### PROBLEM STATEMENT
Extract the records in full, leaving every picture out.

### INPUT RECORDS
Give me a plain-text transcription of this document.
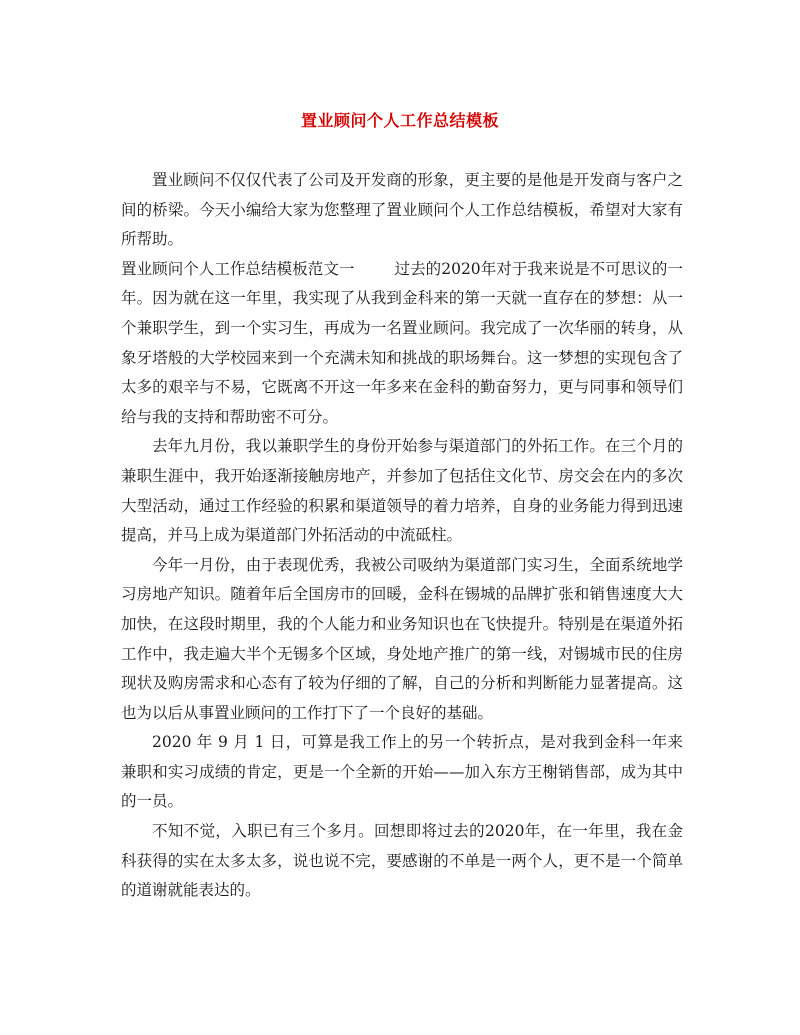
置业顾问个人工作总结模板

置业顾问不仅仅代表了公司及开发商的形象，更主要的是他是开发商与客户之间的桥梁。今天小编给大家为您整理了置业顾问个人工作总结模板，希望对大家有所帮助。

置业顾问个人工作总结模板范文一	过去的2020年对于我来说是不可思议的一年。因为就在这一年里，我实现了从我到金科来的第一天就一直存在的梦想：从一个兼职学生，到一个实习生，再成为一名置业顾问。我完成了一次华丽的转身，从象牙塔般的大学校园来到一个充满未知和挑战的职场舞台。这一梦想的实现包含了太多的艰辛与不易，它既离不开这一年多来在金科的勤奋努力，更与同事和领导们给与我的支持和帮助密不可分。

去年九月份，我以兼职学生的身份开始参与渠道部门的外拓工作。在三个月的兼职生涯中，我开始逐渐接触房地产，并参加了包括住文化节、房交会在内的多次大型活动，通过工作经验的积累和渠道领导的着力培养，自身的业务能力得到迅速提高，并马上成为渠道部门外拓活动的中流砥柱。

今年一月份，由于表现优秀，我被公司吸纳为渠道部门实习生，全面系统地学习房地产知识。随着年后全国房市的回暖，金科在锡城的品牌扩张和销售速度大大加快，在这段时期里，我的个人能力和业务知识也在飞快提升。特别是在渠道外拓工作中，我走遍大半个无锡多个区域，身处地产推广的第一线，对锡城市民的住房现状及购房需求和心态有了较为仔细的了解，自己的分析和判断能力显著提高。这也为以后从事置业顾问的工作打下了一个良好的基础。

2020 年 9 月 1 日，可算是我工作上的另一个转折点，是对我到金科一年来兼职和实习成绩的肯定，更是一个全新的开始——加入东方王榭销售部，成为其中的一员。

不知不觉，入职已有三个多月。回想即将过去的2020年，在一年里，我在金科获得的实在太多太多，说也说不完，要感谢的不单是一两个人，更不是一个简单的道谢就能表达的。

### FULL RESPONSE
Give me a plain-text transcription of this document.
置业顾问个人工作总结模板

置业顾问不仅仅代表了公司及开发商的形象，更主要的是他是开发商与客户之间的桥梁。今天小编给大家为您整理了置业顾问个人工作总结模板，希望对大家有所帮助。

置业顾问个人工作总结模板范文一	过去的2020年对于我来说是不可思议的一年。因为就在这一年里，我实现了从我到金科来的第一天就一直存在的梦想：从一个兼职学生，到一个实习生，再成为一名置业顾问。我完成了一次华丽的转身，从象牙塔般的大学校园来到一个充满未知和挑战的职场舞台。这一梦想的实现包含了太多的艰辛与不易，它既离不开这一年多来在金科的勤奋努力，更与同事和领导们给与我的支持和帮助密不可分。

去年九月份，我以兼职学生的身份开始参与渠道部门的外拓工作。在三个月的兼职生涯中，我开始逐渐接触房地产，并参加了包括住文化节、房交会在内的多次大型活动，通过工作经验的积累和渠道领导的着力培养，自身的业务能力得到迅速提高，并马上成为渠道部门外拓活动的中流砥柱。

今年一月份，由于表现优秀，我被公司吸纳为渠道部门实习生，全面系统地学习房地产知识。随着年后全国房市的回暖，金科在锡城的品牌扩张和销售速度大大加快，在这段时期里，我的个人能力和业务知识也在飞快提升。特别是在渠道外拓工作中，我走遍大半个无锡多个区域，身处地产推广的第一线，对锡城市民的住房现状及购房需求和心态有了较为仔细的了解，自己的分析和判断能力显著提高。这也为以后从事置业顾问的工作打下了一个良好的基础。

2020 年 9 月 1 日，可算是我工作上的另一个转折点，是对我到金科一年来兼职和实习成绩的肯定，更是一个全新的开始——加入东方王榭销售部，成为其中的一员。

不知不觉，入职已有三个多月。回想即将过去的2020年，在一年里，我在金科获得的实在太多太多，说也说不完，要感谢的不单是一两个人，更不是一个简单的道谢就能表达的。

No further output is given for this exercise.